___ Ausgewählter Auszug
Zum 1. Juli tritt der neue Vorstandschef der Deutschen Bank, John Cryan, seinen Job in Frankfurt an. Den Rücktritt der beiden Co-Chefs Anshu Jain und Jürgen Fitschen Anfang Juni hat die Börse noch mit einem Kursfeuerwerk begrüßt. BÖRSE ONLINE hat Analysten befragt, was sie vom neuen Chef erwarten - und welche Aufgaben Cryan am dringendsten angehen sollte.

Grundsätzlich genießt der eher zurückhaltend auftretende 54jährige Brite bei Finanzinvestoren einen guten Ruf. Als Finanzchef hat er die Schweizer Großbank UBS wieder zurück in die Erfolgsspur gebracht. Dort hat er den Rückzug aus dem Investmentbanking eingeleitet und Risiken abgebaut - und sich als Kostenkiller und Krisenmanager profiliert. Seit 2013 sitzt Cryan im Aufsichtsrat der Deutschen Bank und kennt inzwischen die Probleme des größten deutschen Geldhauses, allen voran die ausufernden Rechtsrisiken. Auf ihn wartet eine Herkulesaufgabe.

Einhellig sind die von BÖRSE ONLINE befragten Finanzprofis der Meinung, dass Cryan die von seinen Vorgängern eingeschlagene Strategie im Wesentlichen fortsetzen wird. Die zahlreichen Rechtsrisiken und die immer strengere Regulierung werden die Ertragslage und Profitabilität der Bank noch auf Jahre belasten - auch das ist nahezu Konsens unter den Experten. "Ich wünsche mir vom neuen Chef als allererstes mehr Transparenz", sagt Philipp Häßler von der Frankfurter Investmentbank Equinet, der Cryan durchaus zutraut, als unbelasteter Externer beim Abbau der Rechtsrisiken aufs Gas zu drücken. Stefan Bongardt vom Analysehaus Independent Research sieht das ähnlich. "Cryan muss das Vertrauen der Großaktionäre zurückgewinnen - und vernünftig und schlüssig kommunizieren, denn daran sind seine beiden Vorgänger am Ende gescheitert."
______
___ Material
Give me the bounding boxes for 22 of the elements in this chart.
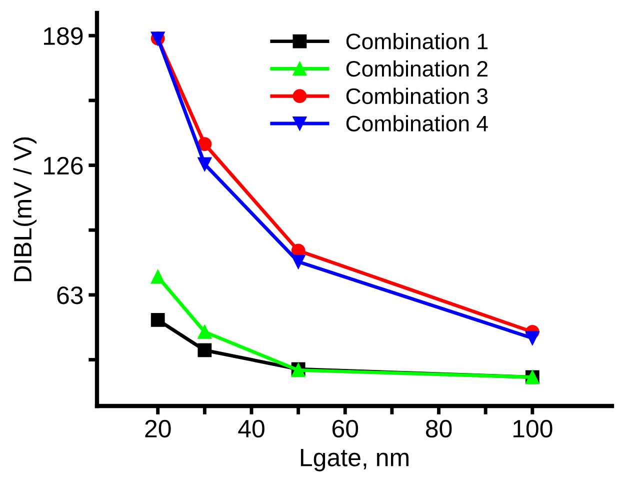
______
Aufgaben:
- a) Beantworten Sie anhand des Artikels zu John Cryan diese Fragen:
(i) Seit welchem Jahr sitzt Cryan im Aufsichtsrat der Deutschen Bank?
(ii) Welche Großbank hat er als Finanzchef wieder in die Erfolgsspur gebracht?
(iii) Bei welcher Investmentbank ist Philipp Häßler tätig?
- b) Übertragen Sie aus dem Artikel zu John Cryan den Abschnitt wortgetreu, beginnend bei „Zum 1. Juli“ und endend bei „dringendsten angehen sollte.“.
- c) Prüfen Sie, ob die folgenden Aussagen mit dem Artikel zu John Cryan übereinstimmen:
(i) Cryan ist ein 54-jähriger Brite.
(ii) Die Börse reagierte auf den Rücktritt von Jain und Fitschen mit fallenden Kursen.
(iii) Die befragten Finanzprofis erwarten, dass Cryan die Strategie seiner Vorgänger grundlegend ändert.

Antworten:
- a)
(i) Seit 2013.
(ii) Die Schweizer Großbank UBS.
(iii) Bei der Frankfurter Investmentbank Equinet.

- b)
Zum 1. Juli tritt der neue Vorstandschef der Deutschen Bank, John Cryan, seinen Job in Frankfurt an. Den Rücktritt der beiden Co-Chefs Anshu Jain und Jürgen Fitschen Anfang Juni hat die Börse noch mit einem Kursfeuerwerk begrüßt. BÖRSE ONLINE hat Analysten befragt, was sie vom neuen Chef erwarten - und welche Aufgaben Cryan am dringendsten angehen sollte.

- c)
(i) Ja: „der eher zurückhaltend auftretende 54jährige Brite“.
(ii) Nein: „hat die Börse noch mit einem Kursfeuerwerk begrüßt“.
(iii) Nein: „dass Cryan die von seinen Vorgängern eingeschlagene Strategie im Wesentlichen fortsetzen wird“.